CHALLENGE
Copy the records below exactly, leaving out any pictures.

_ _ _ _ _ _ _

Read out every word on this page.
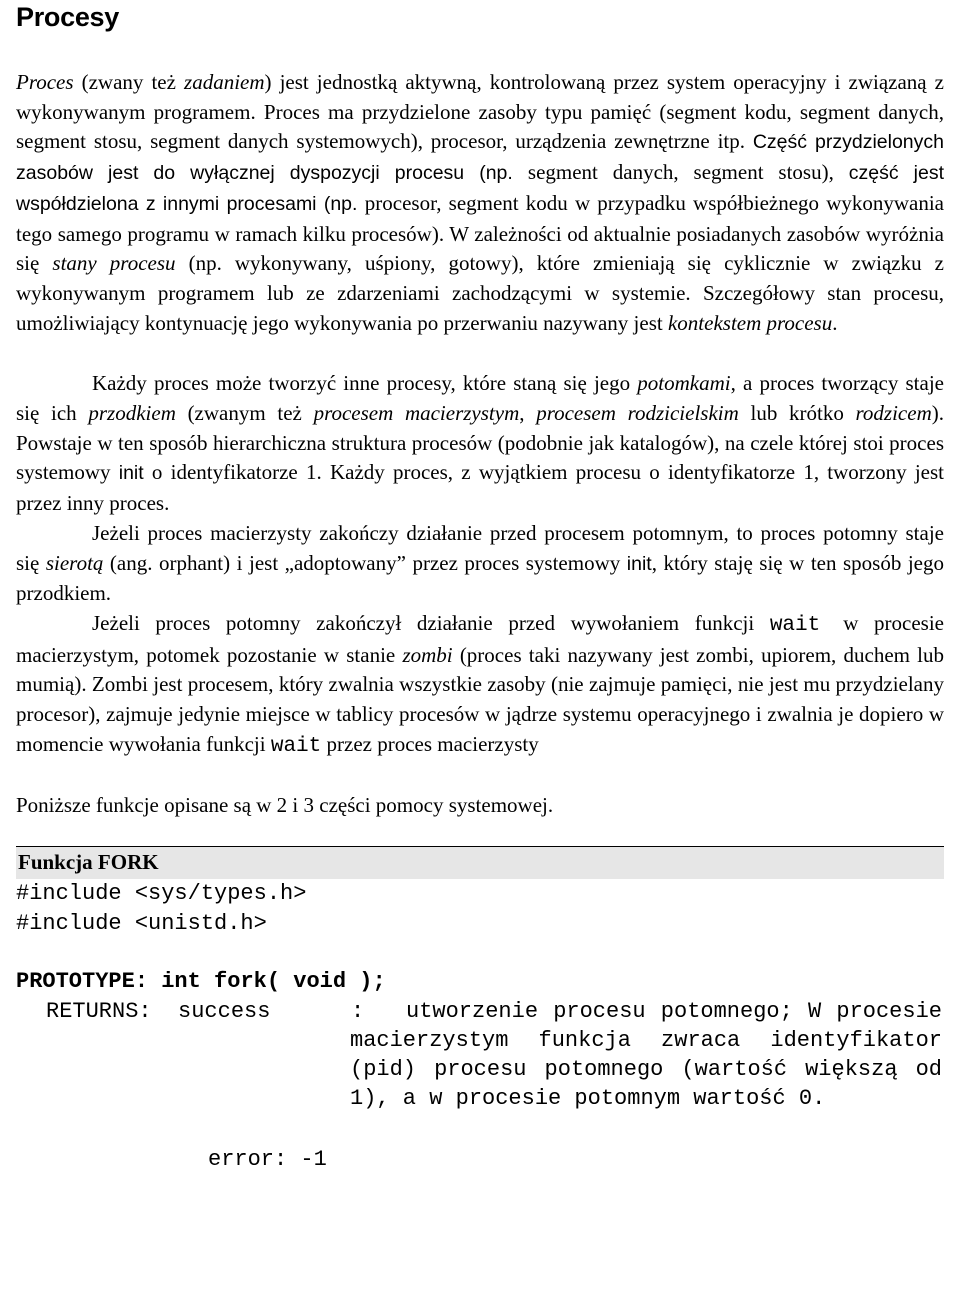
Procesy

Proces (zwany też zadaniem) jest jednostką aktywną, kontrolowaną przez system operacyjny i związaną z wykonywanym programem. Proces ma przydzielone zasoby typu pamięć (segment kodu, segment danych, segment stosu, segment danych systemowych), procesor, urządzenia zewnętrzne itp. Część przydzielonych zasobów jest do wyłącznej dyspozycji procesu (np. segment danych, segment stosu), część jest współdzielona z innymi procesami (np. procesor, segment kodu w przypadku współbieżnego wykonywania tego samego programu w ramach kilku procesów). W zależności od aktualnie posiadanych zasobów wyróżnia się stany procesu (np. wykonywany, uśpiony, gotowy), które zmieniają się cyklicznie w związku z wykonywanym programem lub ze zdarzeniami zachodzącymi w systemie. Szczegółowy stan procesu, umożliwiający kontynuację jego wykonywania po przerwaniu nazywany jest kontekstem procesu.

Każdy proces może tworzyć inne procesy, które staną się jego potomkami, a proces tworzący staje się ich przodkiem (zwanym też procesem macierzystym, procesem rodzicielskim lub krótko rodzicem). Powstaje w ten sposób hierarchiczna struktura procesów (podobnie jak katalogów), na czele której stoi proces systemowy init o identyfikatorze 1. Każdy proces, z wyjątkiem procesu o identyfikatorze 1, tworzony jest przez inny proces.

Jeżeli proces macierzysty zakończy działanie przed procesem potomnym, to proces potomny staje się sierotą (ang. orphant) i jest „adoptowany” przez proces systemowy init, który staję się w ten sposób jego przodkiem.

Jeżeli proces potomny zakończył działanie przed wywołaniem funkcji wait w procesie macierzystym, potomek pozostanie w stanie zombi (proces taki nazywany jest zombi, upiorem, duchem lub mumią). Zombi jest procesem, który zwalnia wszystkie zasoby (nie zajmuje pamięci, nie jest mu przydzielany procesor), zajmuje jedynie miejsce w tablicy procesów w jądrze systemu operacyjnego i zwalnia je dopiero w momencie wywołania funkcji wait przez proces macierzysty

Poniższe funkcje opisane są w 2 i 3 części pomocy systemowej.

Funkcja FORK
#include <sys/types.h>
#include <unistd.h>
PROTOTYPE: int fork( void );

RETURNS: success

	:

	utworzenie procesu potomnego; W procesie macierzystym funkcja zwraca identyfikator (pid) procesu potomnego (wartość większą od 1), a w procesie potomnym wartość 0.

error: -1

_ _ _ _ _ _ _

RESULT
Read out every word on this page.
Procesy

Proces (zwany też zadaniem) jest jednostką aktywną, kontrolowaną przez system operacyjny i związaną z wykonywanym programem. Proces ma przydzielone zasoby typu pamięć (segment kodu, segment danych, segment stosu, segment danych systemowych), procesor, urządzenia zewnętrzne itp. Część przydzielonych zasobów jest do wyłącznej dyspozycji procesu (np. segment danych, segment stosu), część jest współdzielona z innymi procesami (np. procesor, segment kodu w przypadku współbieżnego wykonywania tego samego programu w ramach kilku procesów). W zależności od aktualnie posiadanych zasobów wyróżnia się stany procesu (np. wykonywany, uśpiony, gotowy), które zmieniają się cyklicznie w związku z wykonywanym programem lub ze zdarzeniami zachodzącymi w systemie. Szczegółowy stan procesu, umożliwiający kontynuację jego wykonywania po przerwaniu nazywany jest kontekstem procesu.

Każdy proces może tworzyć inne procesy, które staną się jego potomkami, a proces tworzący staje się ich przodkiem (zwanym też procesem macierzystym, procesem rodzicielskim lub krótko rodzicem). Powstaje w ten sposób hierarchiczna struktura procesów (podobnie jak katalogów), na czele której stoi proces systemowy init o identyfikatorze 1. Każdy proces, z wyjątkiem procesu o identyfikatorze 1, tworzony jest przez inny proces.

Jeżeli proces macierzysty zakończy działanie przed procesem potomnym, to proces potomny staje się sierotą (ang. orphant) i jest „adoptowany” przez proces systemowy init, który staję się w ten sposób jego przodkiem.

Jeżeli proces potomny zakończył działanie przed wywołaniem funkcji wait w procesie macierzystym, potomek pozostanie w stanie zombi (proces taki nazywany jest zombi, upiorem, duchem lub mumią). Zombi jest procesem, który zwalnia wszystkie zasoby (nie zajmuje pamięci, nie jest mu przydzielany procesor), zajmuje jedynie miejsce w tablicy procesów w jądrze systemu operacyjnego i zwalnia je dopiero w momencie wywołania funkcji wait przez proces macierzysty

Poniższe funkcje opisane są w 2 i 3 części pomocy systemowej.

Funkcja FORK
#include <sys/types.h>
#include <unistd.h>
PROTOTYPE: int fork( void );

RETURNS: success

	:

	utworzenie procesu potomnego; W procesie macierzystym funkcja zwraca identyfikator (pid) procesu potomnego (wartość większą od 1), a w procesie potomnym wartość 0.

error: -1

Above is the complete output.